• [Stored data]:
____
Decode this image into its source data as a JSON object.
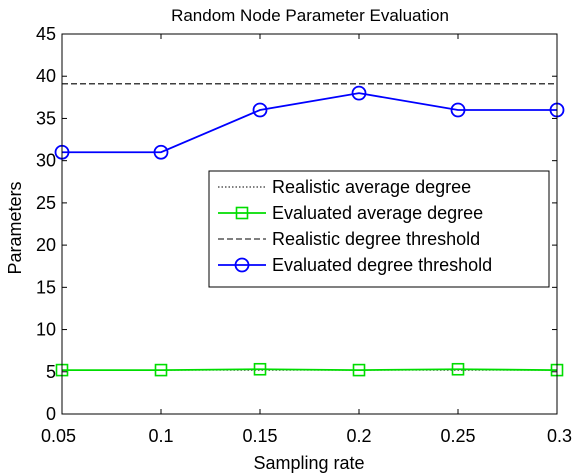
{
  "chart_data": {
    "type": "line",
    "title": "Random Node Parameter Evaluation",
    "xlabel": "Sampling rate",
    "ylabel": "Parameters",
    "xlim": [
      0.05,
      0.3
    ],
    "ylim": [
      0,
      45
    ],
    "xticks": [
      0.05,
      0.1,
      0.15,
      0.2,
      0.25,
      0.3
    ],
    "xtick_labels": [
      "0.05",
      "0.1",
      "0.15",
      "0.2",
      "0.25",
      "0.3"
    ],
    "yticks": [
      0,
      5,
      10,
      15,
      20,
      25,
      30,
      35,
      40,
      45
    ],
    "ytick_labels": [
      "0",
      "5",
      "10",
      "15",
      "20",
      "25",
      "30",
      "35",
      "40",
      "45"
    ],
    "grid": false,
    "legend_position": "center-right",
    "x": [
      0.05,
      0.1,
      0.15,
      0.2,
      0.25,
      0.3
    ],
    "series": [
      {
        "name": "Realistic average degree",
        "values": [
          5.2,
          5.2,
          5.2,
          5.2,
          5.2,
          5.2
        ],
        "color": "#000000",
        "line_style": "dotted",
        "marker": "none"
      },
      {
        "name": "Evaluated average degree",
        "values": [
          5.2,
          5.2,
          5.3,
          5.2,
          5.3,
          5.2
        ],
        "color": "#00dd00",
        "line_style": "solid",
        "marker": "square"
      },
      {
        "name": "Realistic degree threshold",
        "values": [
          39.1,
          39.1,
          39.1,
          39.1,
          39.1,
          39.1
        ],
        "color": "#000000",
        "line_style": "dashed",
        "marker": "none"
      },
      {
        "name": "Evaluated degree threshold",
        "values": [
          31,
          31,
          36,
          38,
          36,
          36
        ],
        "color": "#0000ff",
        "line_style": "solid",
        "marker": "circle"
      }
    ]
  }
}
____
• [JOB]: Copy the records above exactly. The pictures are not part of the copy.

• [EXERCISE OUTPUT]:
Decode this image into its source data as a JSON object.
{
  "chart_data": {
    "type": "line",
    "title": "Random Node Parameter Evaluation",
    "xlabel": "Sampling rate",
    "ylabel": "Parameters",
    "xlim": [
      0.05,
      0.3
    ],
    "ylim": [
      0,
      45
    ],
    "xticks": [
      0.05,
      0.1,
      0.15,
      0.2,
      0.25,
      0.3
    ],
    "xtick_labels": [
      "0.05",
      "0.1",
      "0.15",
      "0.2",
      "0.25",
      "0.3"
    ],
    "yticks": [
      0,
      5,
      10,
      15,
      20,
      25,
      30,
      35,
      40,
      45
    ],
    "ytick_labels": [
      "0",
      "5",
      "10",
      "15",
      "20",
      "25",
      "30",
      "35",
      "40",
      "45"
    ],
    "grid": false,
    "legend_position": "center-right",
    "x": [
      0.05,
      0.1,
      0.15,
      0.2,
      0.25,
      0.3
    ],
    "series": [
      {
        "name": "Realistic average degree",
        "values": [
          5.2,
          5.2,
          5.2,
          5.2,
          5.2,
          5.2
        ],
        "color": "#000000",
        "line_style": "dotted",
        "marker": "none"
      },
      {
        "name": "Evaluated average degree",
        "values": [
          5.2,
          5.2,
          5.3,
          5.2,
          5.3,
          5.2
        ],
        "color": "#00dd00",
        "line_style": "solid",
        "marker": "square"
      },
      {
        "name": "Realistic degree threshold",
        "values": [
          39.1,
          39.1,
          39.1,
          39.1,
          39.1,
          39.1
        ],
        "color": "#000000",
        "line_style": "dashed",
        "marker": "none"
      },
      {
        "name": "Evaluated degree threshold",
        "values": [
          31,
          31,
          36,
          38,
          36,
          36
        ],
        "color": "#0000ff",
        "line_style": "solid",
        "marker": "circle"
      }
    ]
  }
}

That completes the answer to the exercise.